(Data records)
──────────────────────────────
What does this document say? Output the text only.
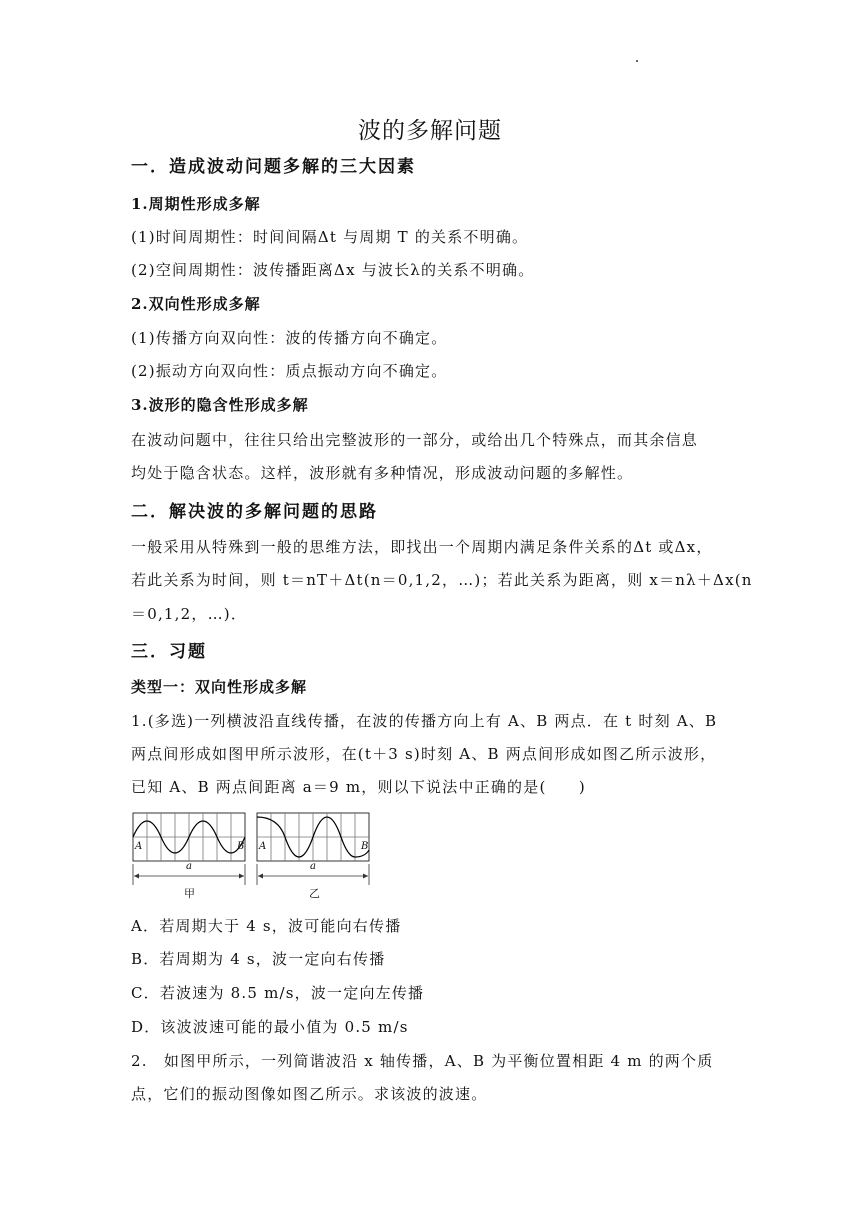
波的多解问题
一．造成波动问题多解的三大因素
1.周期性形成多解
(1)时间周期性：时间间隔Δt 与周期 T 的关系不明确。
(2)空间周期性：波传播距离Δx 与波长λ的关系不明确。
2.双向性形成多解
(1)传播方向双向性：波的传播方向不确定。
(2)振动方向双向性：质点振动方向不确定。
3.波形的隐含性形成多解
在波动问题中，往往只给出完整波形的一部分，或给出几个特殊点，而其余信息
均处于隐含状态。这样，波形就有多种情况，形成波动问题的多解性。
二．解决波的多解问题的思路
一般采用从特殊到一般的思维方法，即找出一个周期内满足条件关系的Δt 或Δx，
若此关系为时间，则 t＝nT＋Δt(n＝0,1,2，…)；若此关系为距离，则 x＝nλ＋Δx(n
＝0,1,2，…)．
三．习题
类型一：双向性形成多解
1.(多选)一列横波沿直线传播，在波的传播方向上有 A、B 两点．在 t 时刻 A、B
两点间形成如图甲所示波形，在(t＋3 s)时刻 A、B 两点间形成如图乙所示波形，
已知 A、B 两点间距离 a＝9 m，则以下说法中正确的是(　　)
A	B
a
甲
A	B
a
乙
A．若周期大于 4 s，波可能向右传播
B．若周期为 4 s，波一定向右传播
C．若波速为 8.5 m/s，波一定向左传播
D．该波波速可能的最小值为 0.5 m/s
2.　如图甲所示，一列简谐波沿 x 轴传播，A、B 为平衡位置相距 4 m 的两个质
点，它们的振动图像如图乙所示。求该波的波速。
──────────────────────────────
Leave out the pictures and return every record word for word.

What does this document say? Output the text only.
波的多解问题
一．造成波动问题多解的三大因素
1.周期性形成多解
(1)时间周期性：时间间隔Δt 与周期 T 的关系不明确。
(2)空间周期性：波传播距离Δx 与波长λ的关系不明确。
2.双向性形成多解
(1)传播方向双向性：波的传播方向不确定。
(2)振动方向双向性：质点振动方向不确定。
3.波形的隐含性形成多解
在波动问题中，往往只给出完整波形的一部分，或给出几个特殊点，而其余信息
均处于隐含状态。这样，波形就有多种情况，形成波动问题的多解性。
二．解决波的多解问题的思路
一般采用从特殊到一般的思维方法，即找出一个周期内满足条件关系的Δt 或Δx，
若此关系为时间，则 t＝nT＋Δt(n＝0,1,2，…)；若此关系为距离，则 x＝nλ＋Δx(n
＝0,1,2，…)．
三．习题
类型一：双向性形成多解
1.(多选)一列横波沿直线传播，在波的传播方向上有 A、B 两点．在 t 时刻 A、B
两点间形成如图甲所示波形，在(t＋3 s)时刻 A、B 两点间形成如图乙所示波形，
已知 A、B 两点间距离 a＝9 m，则以下说法中正确的是(　　)
A	B
a
甲
A	B
a
乙
A．若周期大于 4 s，波可能向右传播
B．若周期为 4 s，波一定向右传播
C．若波速为 8.5 m/s，波一定向左传播
D．该波波速可能的最小值为 0.5 m/s
2.　如图甲所示，一列简谐波沿 x 轴传播，A、B 为平衡位置相距 4 m 的两个质
点，它们的振动图像如图乙所示。求该波的波速。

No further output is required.